Provided information
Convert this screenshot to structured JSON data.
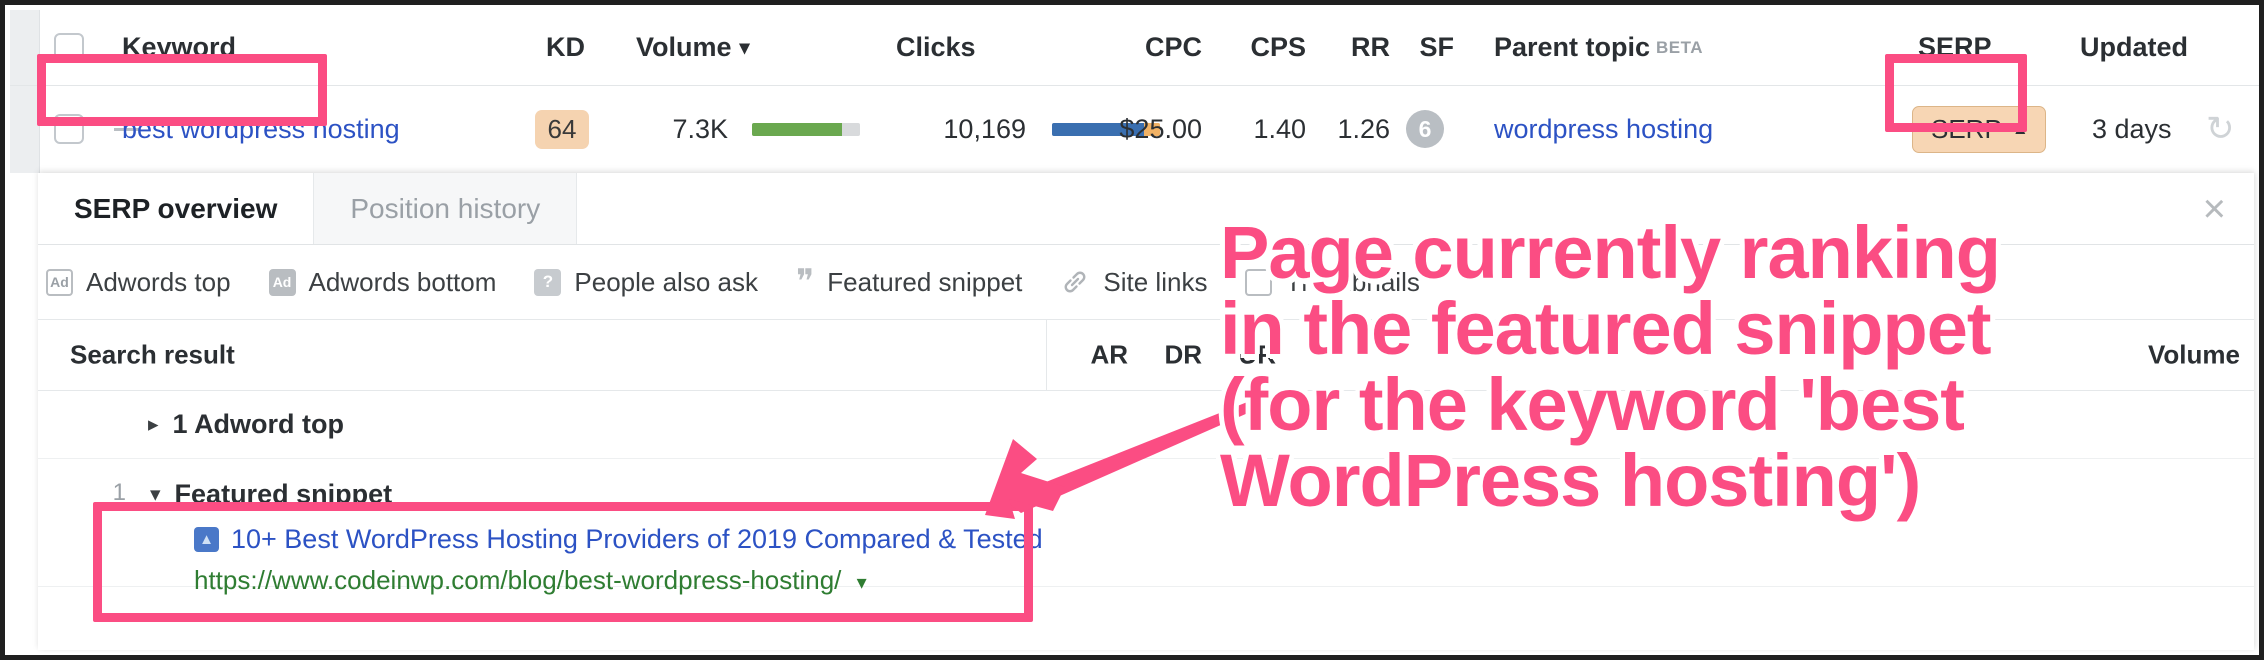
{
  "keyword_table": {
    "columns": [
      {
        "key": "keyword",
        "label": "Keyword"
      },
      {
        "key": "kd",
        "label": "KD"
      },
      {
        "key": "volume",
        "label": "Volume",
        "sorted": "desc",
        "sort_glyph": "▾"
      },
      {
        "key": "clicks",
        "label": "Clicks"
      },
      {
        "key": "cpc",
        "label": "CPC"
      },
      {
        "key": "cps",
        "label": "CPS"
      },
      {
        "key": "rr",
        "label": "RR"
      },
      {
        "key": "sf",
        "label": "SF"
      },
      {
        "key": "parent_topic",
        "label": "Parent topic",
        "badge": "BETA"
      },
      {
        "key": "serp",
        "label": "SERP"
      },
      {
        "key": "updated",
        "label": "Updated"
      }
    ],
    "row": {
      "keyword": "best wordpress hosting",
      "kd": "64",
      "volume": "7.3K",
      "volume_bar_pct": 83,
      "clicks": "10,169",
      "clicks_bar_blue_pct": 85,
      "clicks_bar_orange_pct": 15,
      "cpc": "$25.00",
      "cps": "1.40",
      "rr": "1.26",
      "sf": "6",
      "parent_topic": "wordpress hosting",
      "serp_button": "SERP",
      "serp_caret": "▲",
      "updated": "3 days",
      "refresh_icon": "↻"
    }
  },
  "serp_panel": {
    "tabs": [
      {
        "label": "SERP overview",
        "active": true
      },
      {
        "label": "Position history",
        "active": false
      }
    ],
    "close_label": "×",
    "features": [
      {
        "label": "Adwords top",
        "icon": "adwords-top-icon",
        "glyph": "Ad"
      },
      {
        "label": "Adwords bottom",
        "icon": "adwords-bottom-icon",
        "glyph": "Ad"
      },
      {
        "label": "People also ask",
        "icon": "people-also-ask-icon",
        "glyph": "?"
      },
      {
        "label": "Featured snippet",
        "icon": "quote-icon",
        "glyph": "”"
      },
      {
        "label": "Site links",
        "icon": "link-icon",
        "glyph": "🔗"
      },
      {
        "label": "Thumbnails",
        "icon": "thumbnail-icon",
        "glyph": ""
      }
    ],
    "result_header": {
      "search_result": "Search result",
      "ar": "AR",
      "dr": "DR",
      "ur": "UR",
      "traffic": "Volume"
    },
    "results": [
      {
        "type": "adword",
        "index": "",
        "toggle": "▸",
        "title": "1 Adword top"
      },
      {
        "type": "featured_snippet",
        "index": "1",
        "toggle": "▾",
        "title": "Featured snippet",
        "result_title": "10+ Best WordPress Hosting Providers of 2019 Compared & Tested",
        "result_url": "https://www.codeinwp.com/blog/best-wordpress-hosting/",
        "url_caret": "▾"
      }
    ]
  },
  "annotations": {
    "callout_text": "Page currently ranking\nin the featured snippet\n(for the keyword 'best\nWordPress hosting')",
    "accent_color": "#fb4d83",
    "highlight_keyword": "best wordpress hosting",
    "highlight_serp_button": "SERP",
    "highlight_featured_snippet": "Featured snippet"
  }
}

==

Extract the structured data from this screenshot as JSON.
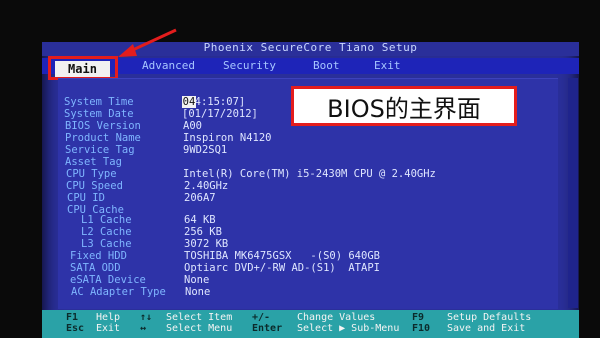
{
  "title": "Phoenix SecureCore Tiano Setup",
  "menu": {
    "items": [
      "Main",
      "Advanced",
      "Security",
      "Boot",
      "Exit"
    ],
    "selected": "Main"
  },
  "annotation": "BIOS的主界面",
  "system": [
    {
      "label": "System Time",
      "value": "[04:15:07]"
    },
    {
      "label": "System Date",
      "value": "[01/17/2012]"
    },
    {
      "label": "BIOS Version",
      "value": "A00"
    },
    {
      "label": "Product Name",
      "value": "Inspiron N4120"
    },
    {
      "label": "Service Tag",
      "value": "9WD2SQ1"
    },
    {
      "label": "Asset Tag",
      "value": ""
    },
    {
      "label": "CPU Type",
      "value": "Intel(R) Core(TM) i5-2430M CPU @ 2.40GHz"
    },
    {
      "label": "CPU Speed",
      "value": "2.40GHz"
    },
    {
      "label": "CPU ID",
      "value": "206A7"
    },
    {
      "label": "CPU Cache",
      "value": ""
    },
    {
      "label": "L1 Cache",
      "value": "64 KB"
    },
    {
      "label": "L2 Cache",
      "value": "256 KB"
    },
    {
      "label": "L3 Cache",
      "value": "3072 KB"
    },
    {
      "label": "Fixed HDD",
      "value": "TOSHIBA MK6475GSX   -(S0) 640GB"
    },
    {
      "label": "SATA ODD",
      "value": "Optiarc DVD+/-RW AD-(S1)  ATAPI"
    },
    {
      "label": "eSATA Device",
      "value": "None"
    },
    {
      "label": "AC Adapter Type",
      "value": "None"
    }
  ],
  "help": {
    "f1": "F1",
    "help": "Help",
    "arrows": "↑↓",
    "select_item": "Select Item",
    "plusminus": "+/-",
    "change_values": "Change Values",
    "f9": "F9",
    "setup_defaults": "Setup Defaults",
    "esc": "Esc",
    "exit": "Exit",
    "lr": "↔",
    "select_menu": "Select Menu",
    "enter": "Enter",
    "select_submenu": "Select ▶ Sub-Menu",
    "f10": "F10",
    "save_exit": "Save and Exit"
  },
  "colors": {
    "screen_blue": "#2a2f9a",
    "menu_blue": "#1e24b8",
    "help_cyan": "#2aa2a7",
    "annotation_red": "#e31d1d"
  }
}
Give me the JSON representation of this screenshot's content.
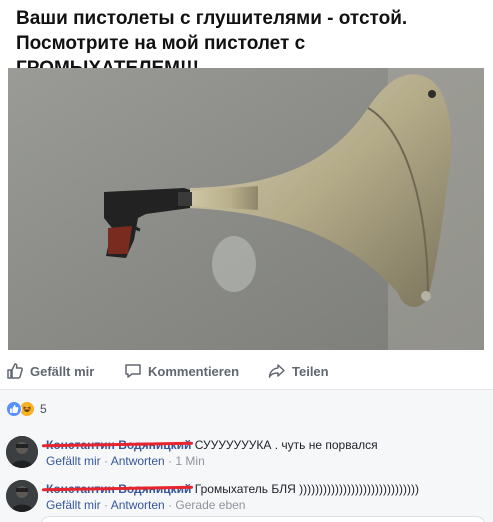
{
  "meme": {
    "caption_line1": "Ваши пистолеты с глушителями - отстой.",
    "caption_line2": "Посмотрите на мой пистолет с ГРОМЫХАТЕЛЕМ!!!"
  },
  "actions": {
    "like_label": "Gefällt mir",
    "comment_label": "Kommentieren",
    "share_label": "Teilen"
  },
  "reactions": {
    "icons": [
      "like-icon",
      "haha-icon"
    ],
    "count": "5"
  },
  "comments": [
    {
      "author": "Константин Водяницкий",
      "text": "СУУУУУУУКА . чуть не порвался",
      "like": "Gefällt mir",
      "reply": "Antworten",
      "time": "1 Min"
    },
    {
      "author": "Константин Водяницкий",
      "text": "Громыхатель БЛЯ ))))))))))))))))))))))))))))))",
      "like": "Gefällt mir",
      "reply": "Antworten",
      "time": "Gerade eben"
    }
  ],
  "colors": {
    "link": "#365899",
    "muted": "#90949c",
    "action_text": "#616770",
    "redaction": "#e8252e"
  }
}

Task statement
Look over the material above and show each line where "Setup" appears.

Answer to this exercise
  "title": "Phoenix SecureCore Tiano Setup",
    "setup_defaults": "Setup Defaults",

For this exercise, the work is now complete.